━━ PROVIDED RECORDS

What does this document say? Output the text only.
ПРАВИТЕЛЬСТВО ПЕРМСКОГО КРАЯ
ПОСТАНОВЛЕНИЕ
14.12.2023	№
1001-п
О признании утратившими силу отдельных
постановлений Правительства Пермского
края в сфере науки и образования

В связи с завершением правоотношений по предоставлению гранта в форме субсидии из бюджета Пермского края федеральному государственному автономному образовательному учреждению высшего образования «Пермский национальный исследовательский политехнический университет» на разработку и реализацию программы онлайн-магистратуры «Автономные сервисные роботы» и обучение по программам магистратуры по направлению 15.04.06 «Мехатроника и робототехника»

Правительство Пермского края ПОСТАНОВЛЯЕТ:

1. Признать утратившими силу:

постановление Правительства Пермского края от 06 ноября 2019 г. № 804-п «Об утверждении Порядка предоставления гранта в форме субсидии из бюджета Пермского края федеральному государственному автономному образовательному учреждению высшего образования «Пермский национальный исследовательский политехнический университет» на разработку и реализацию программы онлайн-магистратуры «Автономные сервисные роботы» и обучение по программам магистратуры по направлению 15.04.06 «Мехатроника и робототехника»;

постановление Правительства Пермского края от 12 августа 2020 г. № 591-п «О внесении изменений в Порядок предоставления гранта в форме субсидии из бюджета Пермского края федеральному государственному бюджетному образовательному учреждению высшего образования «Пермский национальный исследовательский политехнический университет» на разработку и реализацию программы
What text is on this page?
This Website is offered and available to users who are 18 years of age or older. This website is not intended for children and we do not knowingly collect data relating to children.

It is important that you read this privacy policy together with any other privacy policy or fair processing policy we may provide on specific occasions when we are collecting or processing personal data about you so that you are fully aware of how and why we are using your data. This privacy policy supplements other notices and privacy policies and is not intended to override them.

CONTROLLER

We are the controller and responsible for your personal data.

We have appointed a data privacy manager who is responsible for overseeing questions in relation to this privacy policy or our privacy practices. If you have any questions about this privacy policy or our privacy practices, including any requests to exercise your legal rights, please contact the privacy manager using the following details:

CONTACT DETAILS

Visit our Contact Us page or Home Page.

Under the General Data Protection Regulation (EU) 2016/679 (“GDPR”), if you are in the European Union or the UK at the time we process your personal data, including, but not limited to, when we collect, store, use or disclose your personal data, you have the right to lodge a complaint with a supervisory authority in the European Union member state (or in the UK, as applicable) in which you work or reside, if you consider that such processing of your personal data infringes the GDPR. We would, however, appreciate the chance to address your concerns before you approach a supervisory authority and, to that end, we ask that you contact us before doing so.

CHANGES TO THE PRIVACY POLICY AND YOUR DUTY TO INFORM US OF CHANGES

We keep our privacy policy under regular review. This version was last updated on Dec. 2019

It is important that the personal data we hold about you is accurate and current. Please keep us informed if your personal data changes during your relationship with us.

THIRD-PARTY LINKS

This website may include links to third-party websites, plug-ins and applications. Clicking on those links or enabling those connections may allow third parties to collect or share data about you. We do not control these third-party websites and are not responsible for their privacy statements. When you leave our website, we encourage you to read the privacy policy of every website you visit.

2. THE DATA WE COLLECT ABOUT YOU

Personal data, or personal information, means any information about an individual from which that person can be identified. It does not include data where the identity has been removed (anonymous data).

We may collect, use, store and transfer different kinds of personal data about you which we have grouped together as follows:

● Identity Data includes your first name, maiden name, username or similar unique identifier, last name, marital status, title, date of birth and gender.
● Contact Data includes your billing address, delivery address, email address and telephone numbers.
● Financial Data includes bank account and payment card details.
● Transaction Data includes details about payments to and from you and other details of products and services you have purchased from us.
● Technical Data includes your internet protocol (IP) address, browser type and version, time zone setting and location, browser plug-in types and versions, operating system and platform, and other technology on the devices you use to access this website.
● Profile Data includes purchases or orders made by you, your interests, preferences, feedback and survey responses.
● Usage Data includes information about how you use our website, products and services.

━━━━

Tell how many lines in the records above contain "does", giving the number and no other words.

TASK RESULT | 2